— To be done —
Copy out all the entries word for word.

# The data start

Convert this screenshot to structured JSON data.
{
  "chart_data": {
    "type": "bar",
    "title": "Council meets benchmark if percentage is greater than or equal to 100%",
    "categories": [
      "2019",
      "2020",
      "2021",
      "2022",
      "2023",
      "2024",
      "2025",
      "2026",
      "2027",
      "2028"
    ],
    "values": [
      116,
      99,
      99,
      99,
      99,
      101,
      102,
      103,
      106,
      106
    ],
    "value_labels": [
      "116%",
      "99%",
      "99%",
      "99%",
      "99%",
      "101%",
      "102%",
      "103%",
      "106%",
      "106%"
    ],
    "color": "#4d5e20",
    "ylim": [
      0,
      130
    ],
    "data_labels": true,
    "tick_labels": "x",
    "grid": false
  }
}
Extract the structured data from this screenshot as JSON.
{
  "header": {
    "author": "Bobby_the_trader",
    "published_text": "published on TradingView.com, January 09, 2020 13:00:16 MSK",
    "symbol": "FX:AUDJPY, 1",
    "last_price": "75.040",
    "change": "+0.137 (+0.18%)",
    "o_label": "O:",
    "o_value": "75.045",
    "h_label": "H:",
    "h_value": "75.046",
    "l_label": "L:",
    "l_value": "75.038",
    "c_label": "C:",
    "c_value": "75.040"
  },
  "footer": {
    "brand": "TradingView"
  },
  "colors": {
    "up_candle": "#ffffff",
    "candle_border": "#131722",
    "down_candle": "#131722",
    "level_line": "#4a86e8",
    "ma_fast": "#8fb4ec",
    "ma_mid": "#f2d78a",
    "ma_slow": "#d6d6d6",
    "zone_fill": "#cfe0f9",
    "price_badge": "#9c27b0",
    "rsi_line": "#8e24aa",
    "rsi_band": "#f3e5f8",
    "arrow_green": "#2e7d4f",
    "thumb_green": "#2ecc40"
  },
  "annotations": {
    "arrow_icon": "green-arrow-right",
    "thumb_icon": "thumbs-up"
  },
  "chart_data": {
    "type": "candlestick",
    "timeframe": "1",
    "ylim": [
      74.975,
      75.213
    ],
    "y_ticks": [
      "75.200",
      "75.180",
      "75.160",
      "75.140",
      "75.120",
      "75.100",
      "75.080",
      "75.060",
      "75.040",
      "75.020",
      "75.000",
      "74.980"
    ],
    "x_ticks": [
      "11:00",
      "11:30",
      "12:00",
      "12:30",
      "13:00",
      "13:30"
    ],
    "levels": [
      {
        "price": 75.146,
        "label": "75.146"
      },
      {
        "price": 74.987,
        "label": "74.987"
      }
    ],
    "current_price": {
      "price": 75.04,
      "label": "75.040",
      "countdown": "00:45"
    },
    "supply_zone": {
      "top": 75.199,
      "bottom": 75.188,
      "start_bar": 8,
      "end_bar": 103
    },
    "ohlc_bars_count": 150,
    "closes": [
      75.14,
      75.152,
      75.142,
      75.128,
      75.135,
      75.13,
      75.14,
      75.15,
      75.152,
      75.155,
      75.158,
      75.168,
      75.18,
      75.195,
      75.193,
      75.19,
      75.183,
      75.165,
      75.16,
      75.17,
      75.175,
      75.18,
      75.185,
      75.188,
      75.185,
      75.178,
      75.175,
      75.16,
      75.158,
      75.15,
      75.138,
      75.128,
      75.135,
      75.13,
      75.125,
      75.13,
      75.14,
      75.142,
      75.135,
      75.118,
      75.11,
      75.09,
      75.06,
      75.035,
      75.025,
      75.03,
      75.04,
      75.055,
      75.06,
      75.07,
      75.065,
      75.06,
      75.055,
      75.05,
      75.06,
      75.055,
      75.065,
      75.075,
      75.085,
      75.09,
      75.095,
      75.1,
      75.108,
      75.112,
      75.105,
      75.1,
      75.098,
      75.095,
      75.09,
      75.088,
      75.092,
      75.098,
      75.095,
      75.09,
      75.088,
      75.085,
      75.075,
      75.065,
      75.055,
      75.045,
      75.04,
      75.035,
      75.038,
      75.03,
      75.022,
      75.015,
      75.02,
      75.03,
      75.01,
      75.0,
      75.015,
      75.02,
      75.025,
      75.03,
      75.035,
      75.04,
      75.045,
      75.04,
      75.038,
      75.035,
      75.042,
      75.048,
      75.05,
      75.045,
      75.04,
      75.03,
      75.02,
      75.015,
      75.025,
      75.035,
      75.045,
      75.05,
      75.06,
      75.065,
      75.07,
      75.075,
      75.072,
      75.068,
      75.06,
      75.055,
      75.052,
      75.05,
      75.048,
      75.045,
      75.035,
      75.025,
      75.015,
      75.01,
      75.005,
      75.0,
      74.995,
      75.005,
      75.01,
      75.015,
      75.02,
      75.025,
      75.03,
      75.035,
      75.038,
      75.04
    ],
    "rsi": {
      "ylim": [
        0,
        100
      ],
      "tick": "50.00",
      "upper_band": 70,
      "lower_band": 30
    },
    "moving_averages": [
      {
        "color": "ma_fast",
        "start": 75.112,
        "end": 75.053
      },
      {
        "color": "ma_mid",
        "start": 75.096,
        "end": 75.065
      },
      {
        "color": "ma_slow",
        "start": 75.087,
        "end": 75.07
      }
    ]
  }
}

# The data end

— Result below —
Convert this screenshot to structured JSON data.
{
  "chart_data": {
    "type": "bar",
    "title": "Council meets benchmark if percentage is greater than or equal to 100%",
    "categories": [
      "2019",
      "2020",
      "2021",
      "2022",
      "2023",
      "2024",
      "2025",
      "2026",
      "2027",
      "2028"
    ],
    "values": [
      116,
      99,
      99,
      99,
      99,
      101,
      102,
      103,
      106,
      106
    ],
    "value_labels": [
      "116%",
      "99%",
      "99%",
      "99%",
      "99%",
      "101%",
      "102%",
      "103%",
      "106%",
      "106%"
    ],
    "color": "#4d5e20",
    "ylim": [
      0,
      130
    ],
    "data_labels": true,
    "tick_labels": "x",
    "grid": false
  }
}
Extract the structured data from this screenshot as JSON.
{
  "header": {
    "author": "Bobby_the_trader",
    "published_text": "published on TradingView.com, January 09, 2020 13:00:16 MSK",
    "symbol": "FX:AUDJPY, 1",
    "last_price": "75.040",
    "change": "+0.137 (+0.18%)",
    "o_label": "O:",
    "o_value": "75.045",
    "h_label": "H:",
    "h_value": "75.046",
    "l_label": "L:",
    "l_value": "75.038",
    "c_label": "C:",
    "c_value": "75.040"
  },
  "footer": {
    "brand": "TradingView"
  },
  "colors": {
    "up_candle": "#ffffff",
    "candle_border": "#131722",
    "down_candle": "#131722",
    "level_line": "#4a86e8",
    "ma_fast": "#8fb4ec",
    "ma_mid": "#f2d78a",
    "ma_slow": "#d6d6d6",
    "zone_fill": "#cfe0f9",
    "price_badge": "#9c27b0",
    "rsi_line": "#8e24aa",
    "rsi_band": "#f3e5f8",
    "arrow_green": "#2e7d4f",
    "thumb_green": "#2ecc40"
  },
  "annotations": {
    "arrow_icon": "green-arrow-right",
    "thumb_icon": "thumbs-up"
  },
  "chart_data": {
    "type": "candlestick",
    "timeframe": "1",
    "ylim": [
      74.975,
      75.213
    ],
    "y_ticks": [
      "75.200",
      "75.180",
      "75.160",
      "75.140",
      "75.120",
      "75.100",
      "75.080",
      "75.060",
      "75.040",
      "75.020",
      "75.000",
      "74.980"
    ],
    "x_ticks": [
      "11:00",
      "11:30",
      "12:00",
      "12:30",
      "13:00",
      "13:30"
    ],
    "levels": [
      {
        "price": 75.146,
        "label": "75.146"
      },
      {
        "price": 74.987,
        "label": "74.987"
      }
    ],
    "current_price": {
      "price": 75.04,
      "label": "75.040",
      "countdown": "00:45"
    },
    "supply_zone": {
      "top": 75.199,
      "bottom": 75.188,
      "start_bar": 8,
      "end_bar": 103
    },
    "ohlc_bars_count": 150,
    "closes": [
      75.14,
      75.152,
      75.142,
      75.128,
      75.135,
      75.13,
      75.14,
      75.15,
      75.152,
      75.155,
      75.158,
      75.168,
      75.18,
      75.195,
      75.193,
      75.19,
      75.183,
      75.165,
      75.16,
      75.17,
      75.175,
      75.18,
      75.185,
      75.188,
      75.185,
      75.178,
      75.175,
      75.16,
      75.158,
      75.15,
      75.138,
      75.128,
      75.135,
      75.13,
      75.125,
      75.13,
      75.14,
      75.142,
      75.135,
      75.118,
      75.11,
      75.09,
      75.06,
      75.035,
      75.025,
      75.03,
      75.04,
      75.055,
      75.06,
      75.07,
      75.065,
      75.06,
      75.055,
      75.05,
      75.06,
      75.055,
      75.065,
      75.075,
      75.085,
      75.09,
      75.095,
      75.1,
      75.108,
      75.112,
      75.105,
      75.1,
      75.098,
      75.095,
      75.09,
      75.088,
      75.092,
      75.098,
      75.095,
      75.09,
      75.088,
      75.085,
      75.075,
      75.065,
      75.055,
      75.045,
      75.04,
      75.035,
      75.038,
      75.03,
      75.022,
      75.015,
      75.02,
      75.03,
      75.01,
      75.0,
      75.015,
      75.02,
      75.025,
      75.03,
      75.035,
      75.04,
      75.045,
      75.04,
      75.038,
      75.035,
      75.042,
      75.048,
      75.05,
      75.045,
      75.04,
      75.03,
      75.02,
      75.015,
      75.025,
      75.035,
      75.045,
      75.05,
      75.06,
      75.065,
      75.07,
      75.075,
      75.072,
      75.068,
      75.06,
      75.055,
      75.052,
      75.05,
      75.048,
      75.045,
      75.035,
      75.025,
      75.015,
      75.01,
      75.005,
      75.0,
      74.995,
      75.005,
      75.01,
      75.015,
      75.02,
      75.025,
      75.03,
      75.035,
      75.038,
      75.04
    ],
    "rsi": {
      "ylim": [
        0,
        100
      ],
      "tick": "50.00",
      "upper_band": 70,
      "lower_band": 30
    },
    "moving_averages": [
      {
        "color": "ma_fast",
        "start": 75.112,
        "end": 75.053
      },
      {
        "color": "ma_mid",
        "start": 75.096,
        "end": 75.065
      },
      {
        "color": "ma_slow",
        "start": 75.087,
        "end": 75.07
      }
    ]
  }
}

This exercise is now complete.